(What you have to do)
State the number of lines in the material below that have "loved" in them, without any other text.

## Begin

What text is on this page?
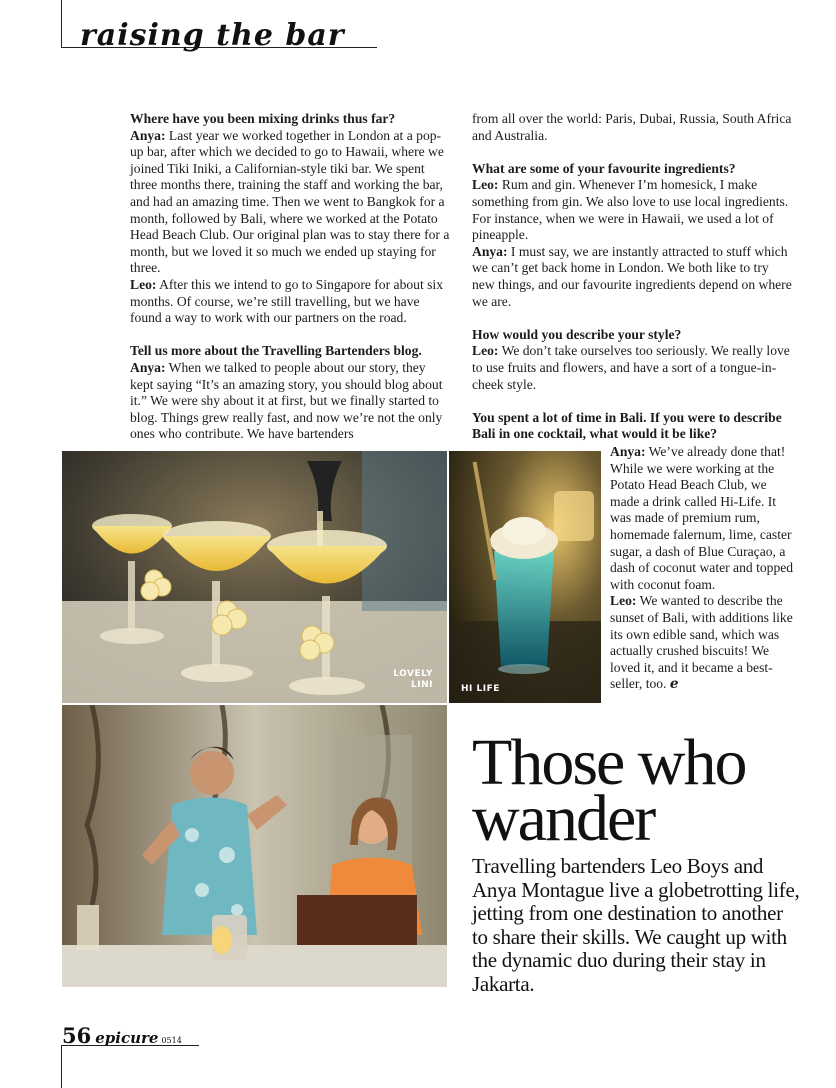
raising the bar

Where have you been mixing drinks thus far?
Anya: Last year we worked together in London at a pop-up bar, after which we decided to go to Hawaii, where we joined Tiki Iniki, a Californian-style tiki bar. We spent three months there, training the staff and working the bar, and had an amazing time. Then we went to Bangkok for a month, followed by Bali, where we worked at the Potato Head Beach Club. Our original plan was to stay there for a month, but we loved it so much we ended up staying for three.
Leo: After this we intend to go to Singapore for about six months. Of course, we’re still travelling, but we have found a way to work with our partners on the road.

Tell us more about the Travelling Bartenders blog.
Anya: When we talked to people about our story, they kept saying “It’s an amazing story, you should blog about it.” We were shy about it at first, but we finally started to blog. Things grew really fast, and now we’re not the only ones who contribute. We have bartenders

from all over the world: Paris, Dubai, Russia, South Africa and Australia.

What are some of your favourite ingredients?
Leo: Rum and gin. Whenever I’m homesick, I make something from gin. We also love to use local ingredients. For instance, when we were in Hawaii, we used a lot of pineapple.
Anya: I must say, we are instantly attracted to stuff which we can’t get back home in London. We both like to try new things, and our favourite ingredients depend on where we are.

How would you describe your style?
Leo: We don’t take ourselves too seriously. We really love to use fruits and flowers, and have a sort of a tongue-in-cheek style.

You spent a lot of time in Bali. If you were to describe Bali in one cocktail, what would it be like?

Anya: We’ve already done that! While we were working at the Potato Head Beach Club, we made a drink called Hi-Life. It was made of premium rum, homemade falernum, lime, caster sugar, a dash of Blue Curaçao, a dash of coconut water and topped with coconut foam.
Leo: We wanted to describe the sunset of Bali, with additions like its own edible sand, which was actually crushed biscuits! We loved it, and it became a best-seller, too. e
LOVELY
LINI	HI LIFE
Those who wander
Travelling bartenders Leo Boys and Anya Montague live a globetrotting life, jetting from one destination to another to share their skills. We caught up with the dynamic duo during their stay in Jakarta.
56 epicure 0514
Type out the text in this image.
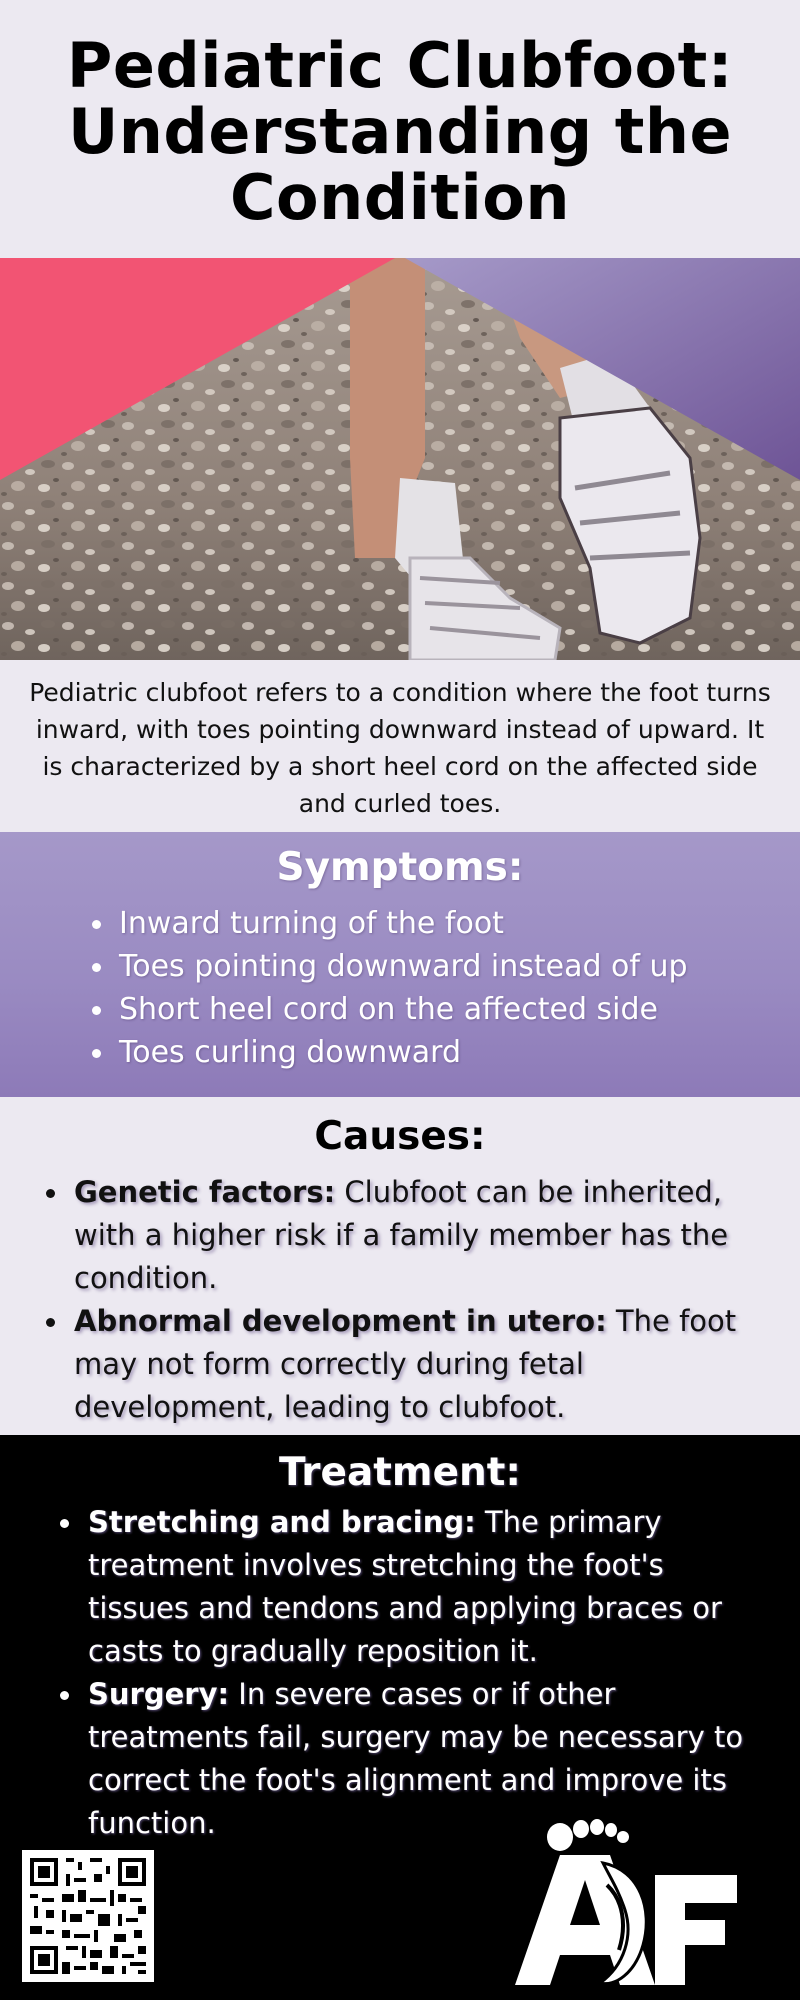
Pediatric Clubfoot: Understanding the Condition
Pediatric clubfoot refers to a condition where the foot turns inward, with toes pointing downward instead of upward. It is characterized by a short heel cord on the affected side and curled toes.
Symptoms:
Inward turning of the foot
Toes pointing downward instead of up
Short heel cord on the affected side
Toes curling downward
Causes:
Genetic factors: Clubfoot can be inherited, with a higher risk if a family member has the condition.
Abnormal development in utero: The foot may not form correctly during fetal development, leading to clubfoot.
Treatment:
Stretching and bracing: The primary treatment involves stretching the foot's tissues and tendons and applying braces or casts to gradually reposition it.
Surgery: In severe cases or if other treatments fail, surgery may be necessary to correct the foot's alignment and improve its function.
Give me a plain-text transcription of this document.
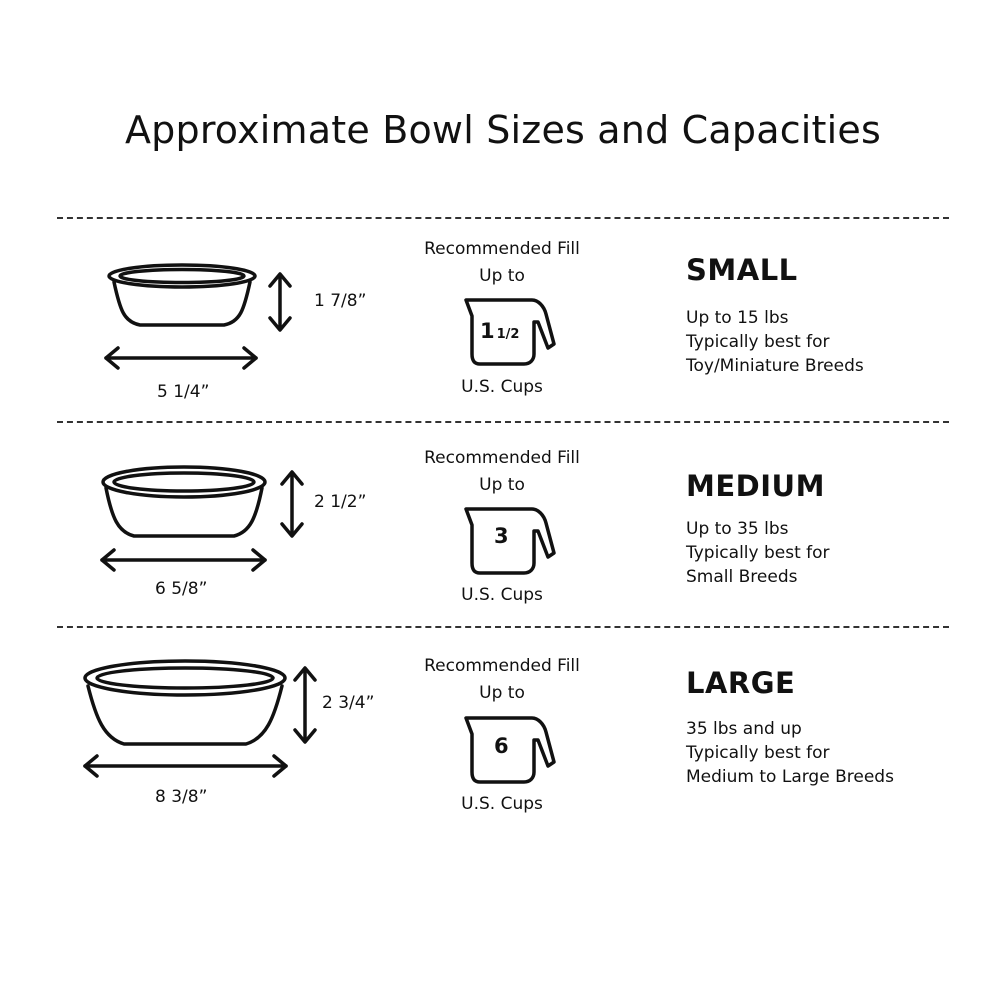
Approximate Bowl Sizes and Capacities
1 7/8”
5 1/4”
Recommended Fill
Up to
1 1/2
U.S. Cups
SMALL
Up to 15 lbs
Typically best for
Toy/Miniature Breeds
2 1/2”
6 5/8”
Recommended Fill
Up to
3
U.S. Cups
MEDIUM
Up to 35 lbs
Typically best for
Small Breeds
2 3/4”
8 3/8”
Recommended Fill
Up to
6
U.S. Cups
LARGE
35 lbs and up
Typically best for
Medium to Large Breeds
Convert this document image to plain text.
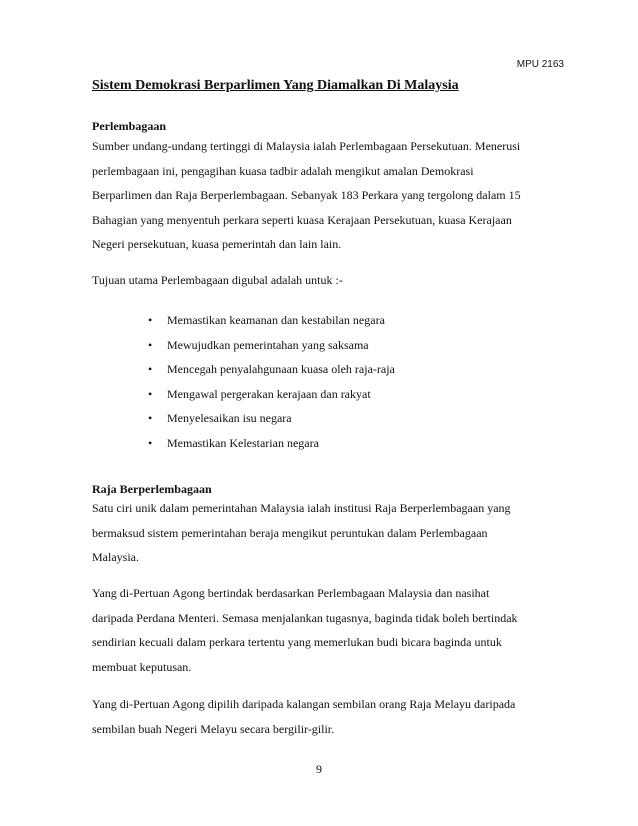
MPU 2163
Sistem Demokrasi Berparlimen Yang Diamalkan Di Malaysia
Perlembagaan
Sumber undang-undang tertinggi di Malaysia ialah Perlembagaan Persekutuan. Menerusi
perlembagaan ini, pengagihan kuasa tadbir adalah mengikut amalan Demokrasi
Berparlimen dan Raja Berperlembagaan. Sebanyak 183 Perkara yang tergolong dalam 15
Bahagian yang menyentuh perkara seperti kuasa Kerajaan Persekutuan, kuasa Kerajaan
Negeri persekutuan, kuasa pemerintah dan lain lain.
Tujuan utama Perlembagaan digubal adalah untuk :-
• Memastikan keamanan dan kestabilan negara
• Mewujudkan pemerintahan yang saksama
• Mencegah penyalahgunaan kuasa oleh raja-raja
• Mengawal pergerakan kerajaan dan rakyat
• Menyelesaikan isu negara
• Memastikan Kelestarian negara
Raja Berperlembagaan
Satu ciri unik dalam pemerintahan Malaysia ialah institusi Raja Berperlembagaan yang
bermaksud sistem pemerintahan beraja mengikut peruntukan dalam Perlembagaan
Malaysia.
Yang di-Pertuan Agong bertindak berdasarkan Perlembagaan Malaysia dan nasihat
daripada Perdana Menteri. Semasa menjalankan tugasnya, baginda tidak boleh bertindak
sendirian kecuali dalam perkara tertentu yang memerlukan budi bicara baginda untuk
membuat keputusan.
Yang di-Pertuan Agong dipilih daripada kalangan sembilan orang Raja Melayu daripada
sembilan buah Negeri Melayu secara bergilir-gilir.
9
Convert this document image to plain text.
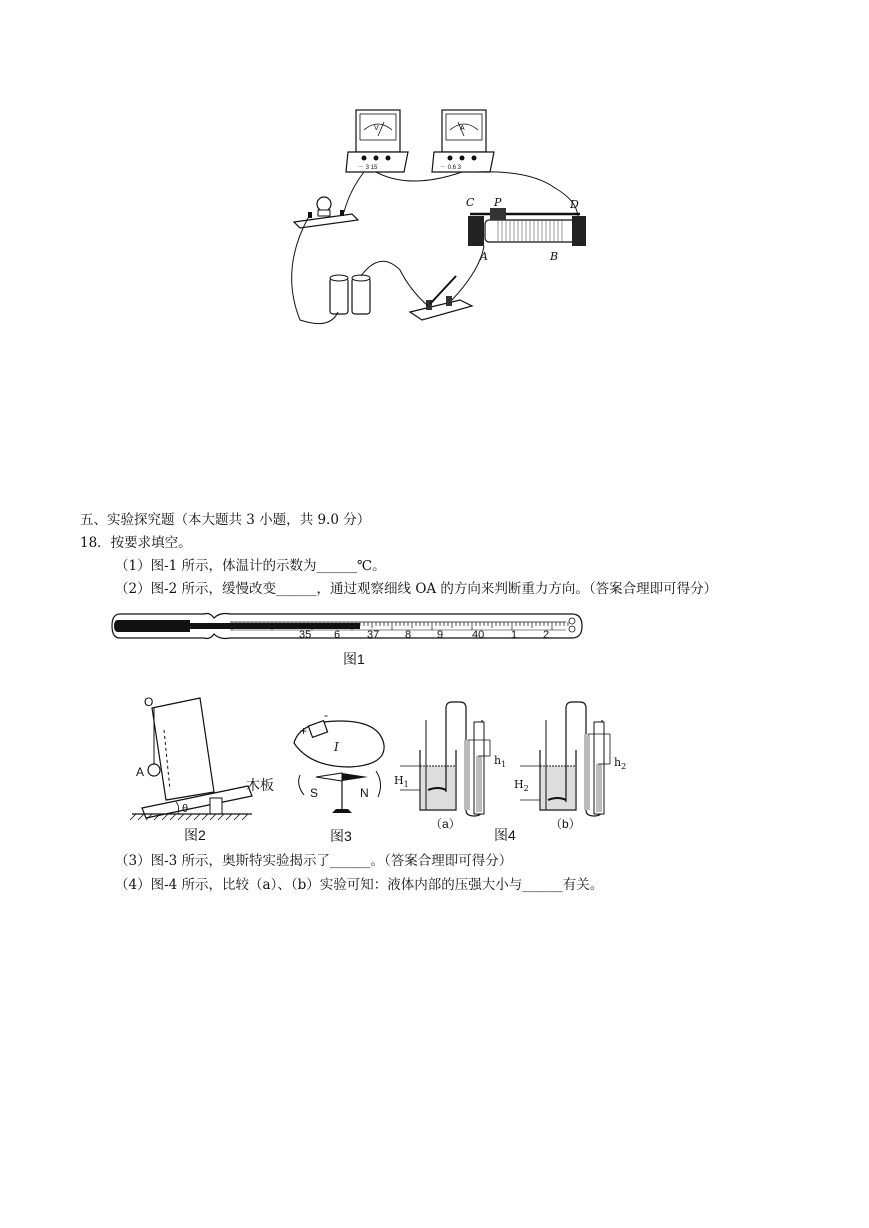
V
－ 3 15
A
－ 0.6 3
C P	D
A	B
五、实验探究题（本大题共 3 小题，共 9.0 分）
18．按要求填空。
（1）图-1 所示，体温计的示数为______℃。
（2）图-2 所示，缓慢改变______，通过观察细线 OA 的方向来判断重力方向。（答案合理即可得分）
35 6 37 8 9	40 1 2
图1
O
A
θ
木板
图2
+
-
I
S	N
图3
$h_1$
$H_1$
（a）
$h_2$
$H_2$
（b）
图4
（3）图-3 所示，奥斯特实验揭示了______。（答案合理即可得分）
（4）图-4 所示，比较（a）、（b）实验可知：液体内部的压强大小与______有关。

## End

(Written solution)
2